§ What the task requires
Repeat the records below exactly, leaving out any pictures.
━━━━━━
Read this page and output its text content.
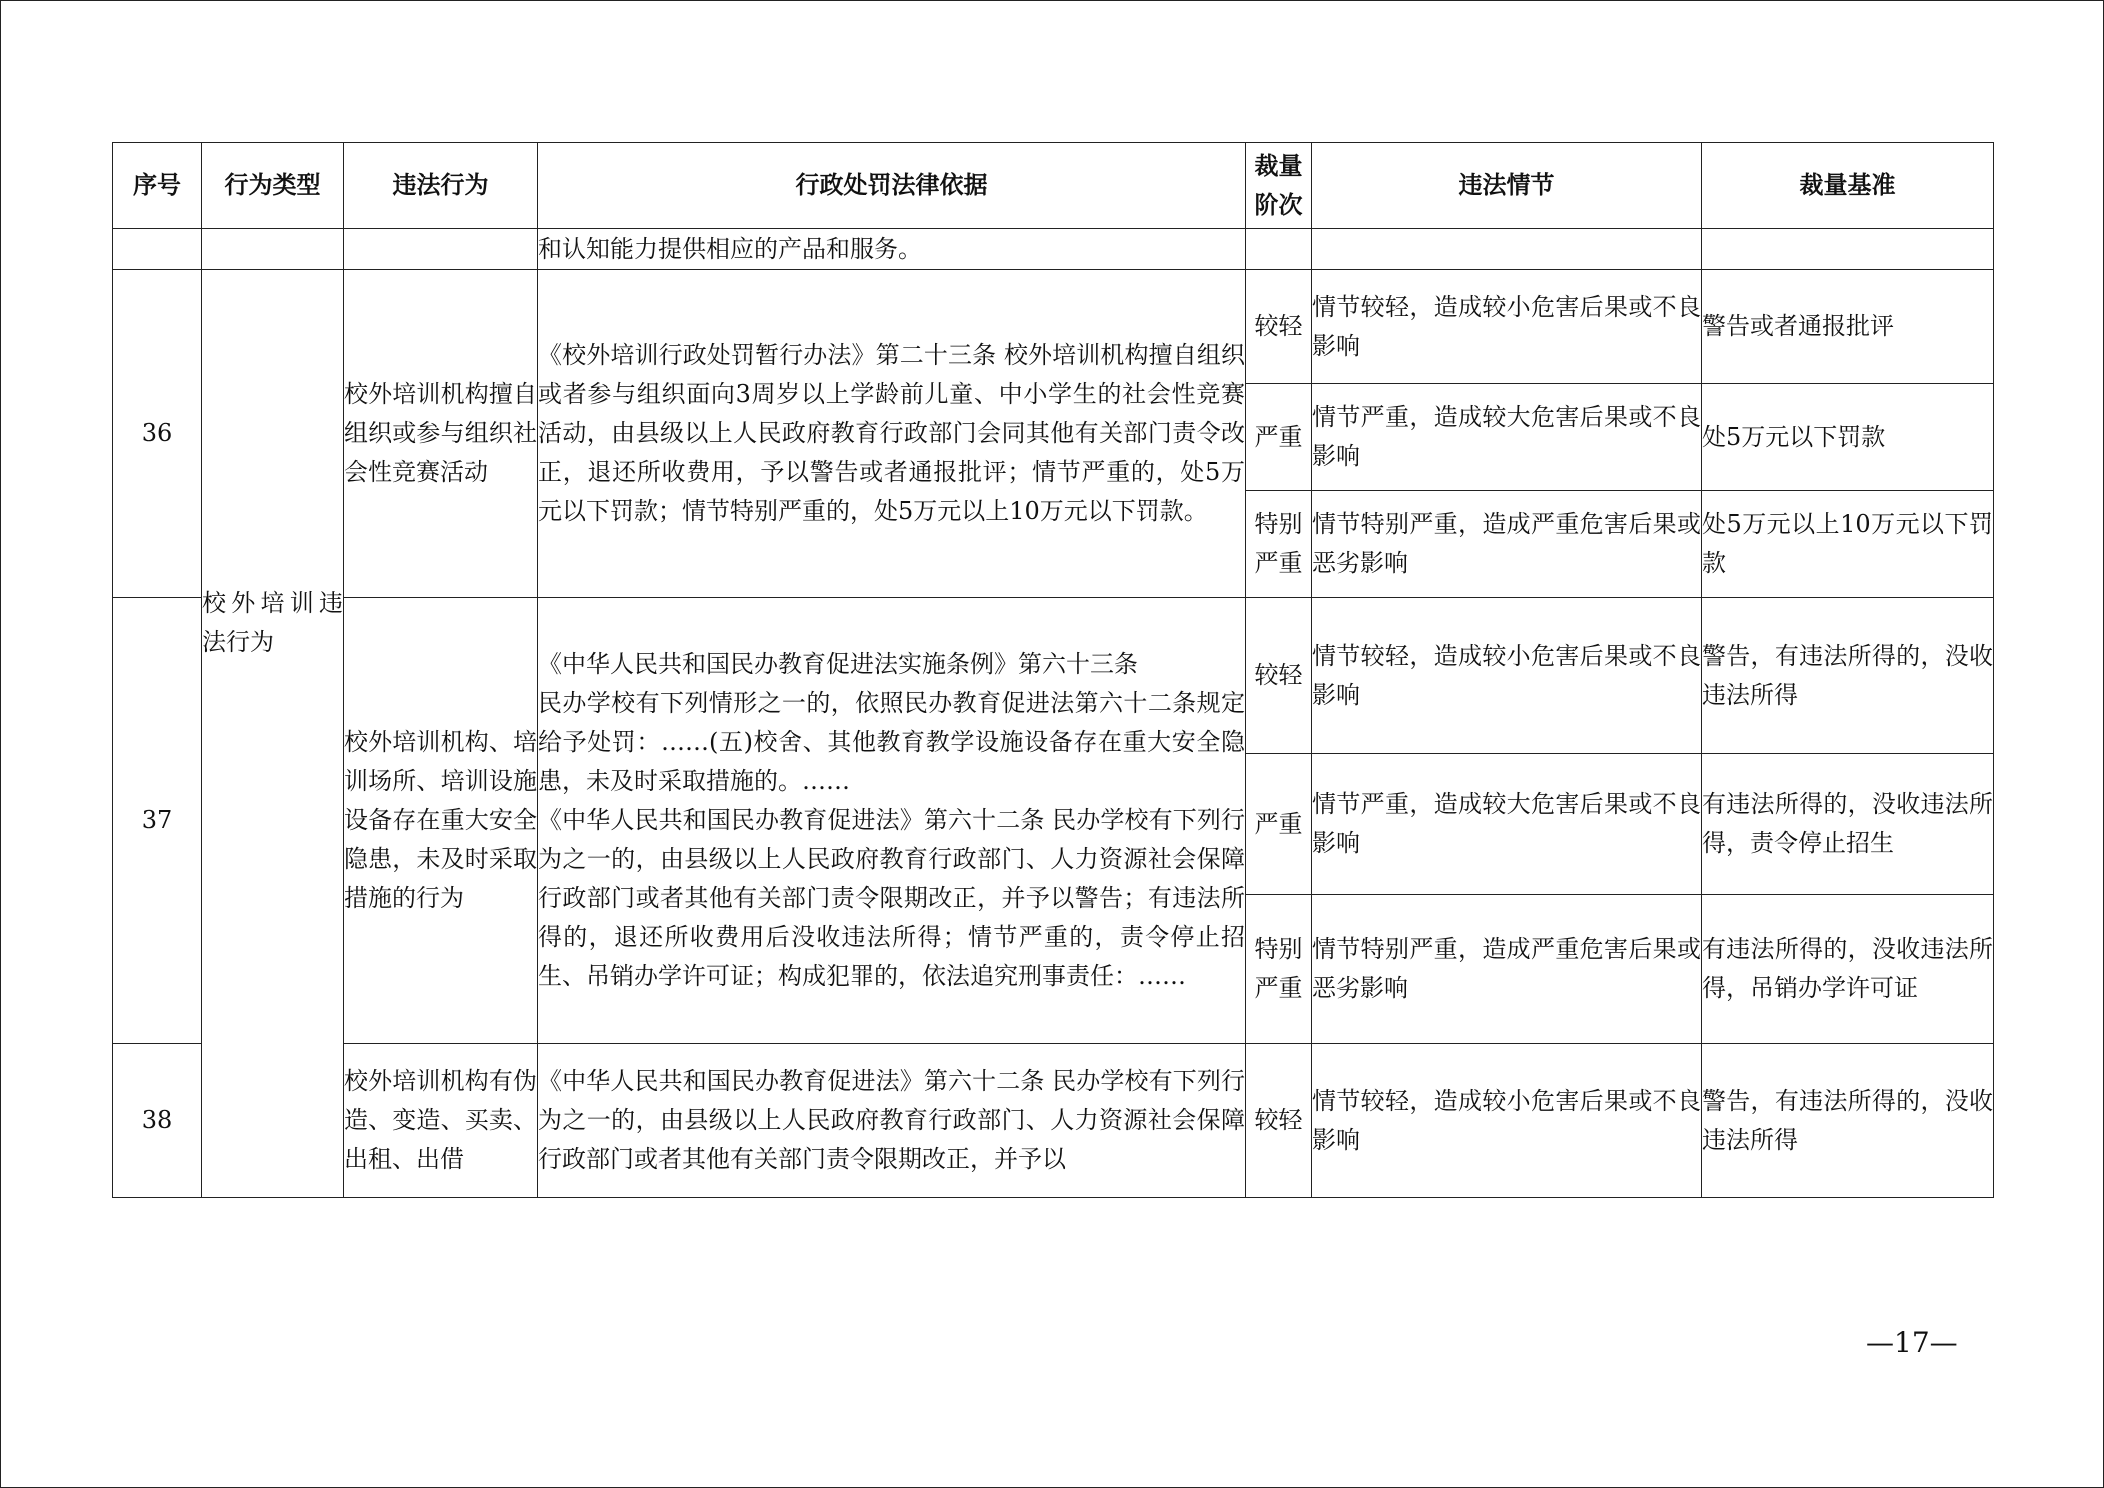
序号	行为类型	违法行为	行政处罚法律依据	裁量
阶次	违法情节	裁量基准
			和认知能力提供相应的产品和服务。			
36		校外培训机构擅自组织或参与组织社会性竞赛活动	《校外培训行政处罚暂行办法》第二十三条 校外培训机构擅自组织或者参与组织面向3周岁以上学龄前儿童、中小学生的社会性竞赛活动，由县级以上人民政府教育行政部门会同其他有关部门责令改正，退还所收费用，予以警告或者通报批评；情节严重的，处5万元以下罚款；情节特别严重的，处5万元以上10万元以下罚款。	较轻	情节较轻，造成较小危害后果或不良影响	警告或者通报批评
				严重	情节严重，造成较大危害后果或不良影响	处5万元以下罚款
				特别严重	情节特别严重，造成严重危害后果或恶劣影响	处5万元以上10万元以下罚款
37	校外培训违法行为	校外培训机构、培训场所、培训设施设备存在重大安全隐患，未及时采取措施的行为	《中华人民共和国民办教育促进法实施条例》第六十三条

民办学校有下列情形之一的，依照民办教育促进法第六十二条规定给予处罚：……(五)校舍、其他教育教学设施设备存在重大安全隐患，未及时采取措施的。……

《中华人民共和国民办教育促进法》第六十二条 民办学校有下列行为之一的，由县级以上人民政府教育行政部门、人力资源社会保障行政部门或者其他有关部门责令限期改正，并予以警告；有违法所得的，退还所收费用后没收违法所得；情节严重的，责令停止招生、吊销办学许可证；构成犯罪的，依法追究刑事责任：……	较轻	情节较轻，造成较小危害后果或不良影响	警告，有违法所得的，没收违法所得
				严重	情节严重，造成较大危害后果或不良影响	有违法所得的，没收违法所得，责令停止招生
				特别严重	情节特别严重，造成严重危害后果或恶劣影响	有违法所得的，没收违法所得，吊销办学许可证
38		校外培训机构有伪造、变造、买卖、出租、出借	《中华人民共和国民办教育促进法》第六十二条 民办学校有下列行为之一的，由县级以上人民政府教育行政部门、人力资源社会保障行政部门或者其他有关部门责令限期改正，并予以	较轻	情节较轻，造成较小危害后果或不良影响	警告，有违法所得的，没收违法所得
—17—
━━━━━━
§ Solution
Read this page and output its text content.
序号	行为类型	违法行为	行政处罚法律依据	裁量
阶次	违法情节	裁量基准
			和认知能力提供相应的产品和服务。			
36		校外培训机构擅自组织或参与组织社会性竞赛活动	《校外培训行政处罚暂行办法》第二十三条 校外培训机构擅自组织或者参与组织面向3周岁以上学龄前儿童、中小学生的社会性竞赛活动，由县级以上人民政府教育行政部门会同其他有关部门责令改正，退还所收费用，予以警告或者通报批评；情节严重的，处5万元以下罚款；情节特别严重的，处5万元以上10万元以下罚款。	较轻	情节较轻，造成较小危害后果或不良影响	警告或者通报批评
				严重	情节严重，造成较大危害后果或不良影响	处5万元以下罚款
				特别严重	情节特别严重，造成严重危害后果或恶劣影响	处5万元以上10万元以下罚款
37	校外培训违法行为	校外培训机构、培训场所、培训设施设备存在重大安全隐患，未及时采取措施的行为	《中华人民共和国民办教育促进法实施条例》第六十三条

民办学校有下列情形之一的，依照民办教育促进法第六十二条规定给予处罚：……(五)校舍、其他教育教学设施设备存在重大安全隐患，未及时采取措施的。……

《中华人民共和国民办教育促进法》第六十二条 民办学校有下列行为之一的，由县级以上人民政府教育行政部门、人力资源社会保障行政部门或者其他有关部门责令限期改正，并予以警告；有违法所得的，退还所收费用后没收违法所得；情节严重的，责令停止招生、吊销办学许可证；构成犯罪的，依法追究刑事责任：……	较轻	情节较轻，造成较小危害后果或不良影响	警告，有违法所得的，没收违法所得
				严重	情节严重，造成较大危害后果或不良影响	有违法所得的，没收违法所得，责令停止招生
				特别严重	情节特别严重，造成严重危害后果或恶劣影响	有违法所得的，没收违法所得，吊销办学许可证
38		校外培训机构有伪造、变造、买卖、出租、出借	《中华人民共和国民办教育促进法》第六十二条 民办学校有下列行为之一的，由县级以上人民政府教育行政部门、人力资源社会保障行政部门或者其他有关部门责令限期改正，并予以	较轻	情节较轻，造成较小危害后果或不良影响	警告，有违法所得的，没收违法所得
—17—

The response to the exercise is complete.